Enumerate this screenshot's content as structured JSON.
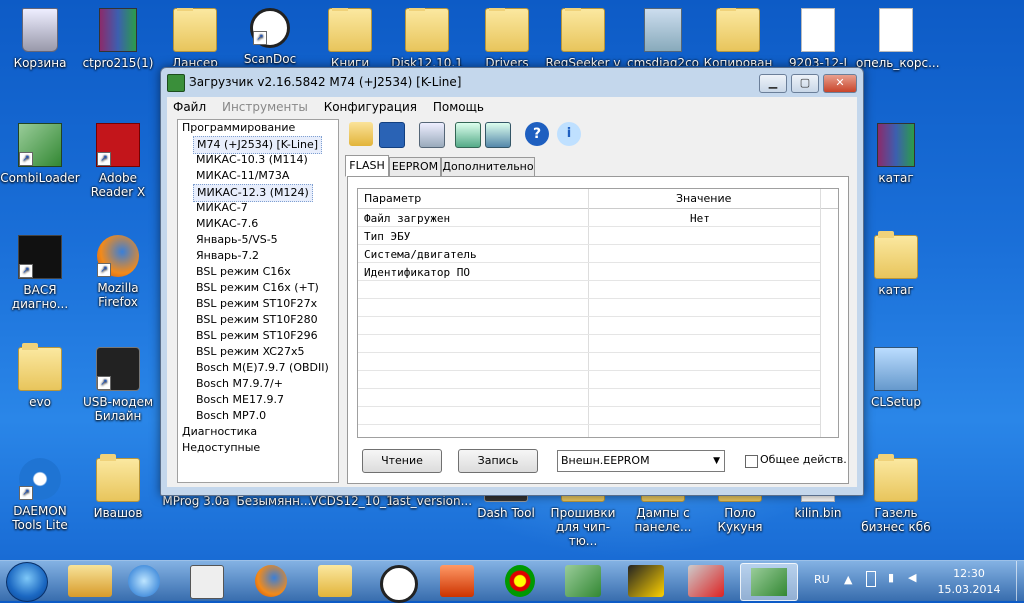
{
  "desktop": {
    "icons": {
      "recycle": "Корзина",
      "ctpro": "ctpro215(1)",
      "lancer": "Лансер",
      "scandoc": "ScanDoc",
      "books": "Книги",
      "disk": "Disk12.10.1",
      "drivers": "Drivers",
      "regseeker": "RegSeeker v",
      "cmsdiag": "cmsdiag2co",
      "copy": "Копирован",
      "file9203": "9203-12-I",
      "opel": "опель_корс...",
      "combiloader": "CombiLoader",
      "adobe": "Adobe Reader X",
      "katag1": "катаг",
      "vasya": "ВАСЯ диагно...",
      "firefox": "Mozilla Firefox",
      "katag2": "катаг",
      "evo": "evo",
      "usb_modem": "USB-модем Билайн",
      "clsetup": "CLSetup",
      "daemon": "DAEMON Tools Lite",
      "ivashov": "Ивашов",
      "mprog": "MProg 3.0a",
      "unnamed": "Безымянн...",
      "vcds": "VCDS12_10_1",
      "last_version": "last_version...",
      "dash_tool": "Dash Tool",
      "firmware": "Прошивки для чип-тю...",
      "dumps": "Дампы с панеле...",
      "polo": "Поло Кукуня",
      "kilin": "kilin.bin",
      "gazel": "Газель бизнес кб6"
    }
  },
  "window": {
    "title": "Загрузчик v2.16.5842 M74 (+J2534) [K-Line]",
    "menu": {
      "file": "Файл",
      "tools": "Инструменты",
      "config": "Конфигурация",
      "help": "Помощь"
    },
    "tree": {
      "programming": "Программирование",
      "items": [
        "M74 (+J2534) [K-Line]",
        "МИКАС-10.3 (M114)",
        "МИКАС-11/M73A",
        "МИКАС-12.3 (M124)",
        "МИКАС-7",
        "МИКАС-7.6",
        "Январь-5/VS-5",
        "Январь-7.2",
        "BSL режим C16x",
        "BSL режим C16x (+T)",
        "BSL режим ST10F27x",
        "BSL режим ST10F280",
        "BSL режим ST10F296",
        "BSL режим XC27x5",
        "Bosch M(E)7.9.7 (OBDII)",
        "Bosch M7.9.7/+",
        "Bosch ME17.9.7",
        "Bosch MP7.0"
      ],
      "diagnostics": "Диагностика",
      "unavailable": "Недоступные"
    },
    "tabs": {
      "flash": "FLASH",
      "eeprom": "EEPROM",
      "extra": "Дополнительно"
    },
    "grid": {
      "col_param": "Параметр",
      "col_value": "Значение",
      "rows": [
        {
          "param": "Файл загружен",
          "value": "Нет"
        },
        {
          "param": "Тип ЭБУ",
          "value": ""
        },
        {
          "param": "Система/двигатель",
          "value": ""
        },
        {
          "param": "Идентификатор ПО",
          "value": ""
        }
      ]
    },
    "buttons": {
      "read": "Чтение",
      "write": "Запись"
    },
    "select_value": "Внешн.EEPROM",
    "checkbox_label": "Общее действ."
  },
  "taskbar": {
    "lang": "RU",
    "time": "12:30",
    "date": "15.03.2014"
  }
}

◆ Aim of the exercise: Repeat the data in full and exactly. Omit pictures.

◆ Result of the task:
Enumerate this screenshot's content as structured JSON.
{
  "desktop": {
    "icons": {
      "recycle": "Корзина",
      "ctpro": "ctpro215(1)",
      "lancer": "Лансер",
      "scandoc": "ScanDoc",
      "books": "Книги",
      "disk": "Disk12.10.1",
      "drivers": "Drivers",
      "regseeker": "RegSeeker v",
      "cmsdiag": "cmsdiag2co",
      "copy": "Копирован",
      "file9203": "9203-12-I",
      "opel": "опель_корс...",
      "combiloader": "CombiLoader",
      "adobe": "Adobe Reader X",
      "katag1": "катаг",
      "vasya": "ВАСЯ диагно...",
      "firefox": "Mozilla Firefox",
      "katag2": "катаг",
      "evo": "evo",
      "usb_modem": "USB-модем Билайн",
      "clsetup": "CLSetup",
      "daemon": "DAEMON Tools Lite",
      "ivashov": "Ивашов",
      "mprog": "MProg 3.0a",
      "unnamed": "Безымянн...",
      "vcds": "VCDS12_10_1",
      "last_version": "last_version...",
      "dash_tool": "Dash Tool",
      "firmware": "Прошивки для чип-тю...",
      "dumps": "Дампы с панеле...",
      "polo": "Поло Кукуня",
      "kilin": "kilin.bin",
      "gazel": "Газель бизнес кб6"
    }
  },
  "window": {
    "title": "Загрузчик v2.16.5842 M74 (+J2534) [K-Line]",
    "menu": {
      "file": "Файл",
      "tools": "Инструменты",
      "config": "Конфигурация",
      "help": "Помощь"
    },
    "tree": {
      "programming": "Программирование",
      "items": [
        "M74 (+J2534) [K-Line]",
        "МИКАС-10.3 (M114)",
        "МИКАС-11/M73A",
        "МИКАС-12.3 (M124)",
        "МИКАС-7",
        "МИКАС-7.6",
        "Январь-5/VS-5",
        "Январь-7.2",
        "BSL режим C16x",
        "BSL режим C16x (+T)",
        "BSL режим ST10F27x",
        "BSL режим ST10F280",
        "BSL режим ST10F296",
        "BSL режим XC27x5",
        "Bosch M(E)7.9.7 (OBDII)",
        "Bosch M7.9.7/+",
        "Bosch ME17.9.7",
        "Bosch MP7.0"
      ],
      "diagnostics": "Диагностика",
      "unavailable": "Недоступные"
    },
    "tabs": {
      "flash": "FLASH",
      "eeprom": "EEPROM",
      "extra": "Дополнительно"
    },
    "grid": {
      "col_param": "Параметр",
      "col_value": "Значение",
      "rows": [
        {
          "param": "Файл загружен",
          "value": "Нет"
        },
        {
          "param": "Тип ЭБУ",
          "value": ""
        },
        {
          "param": "Система/двигатель",
          "value": ""
        },
        {
          "param": "Идентификатор ПО",
          "value": ""
        }
      ]
    },
    "buttons": {
      "read": "Чтение",
      "write": "Запись"
    },
    "select_value": "Внешн.EEPROM",
    "checkbox_label": "Общее действ."
  },
  "taskbar": {
    "lang": "RU",
    "time": "12:30",
    "date": "15.03.2014"
  }
}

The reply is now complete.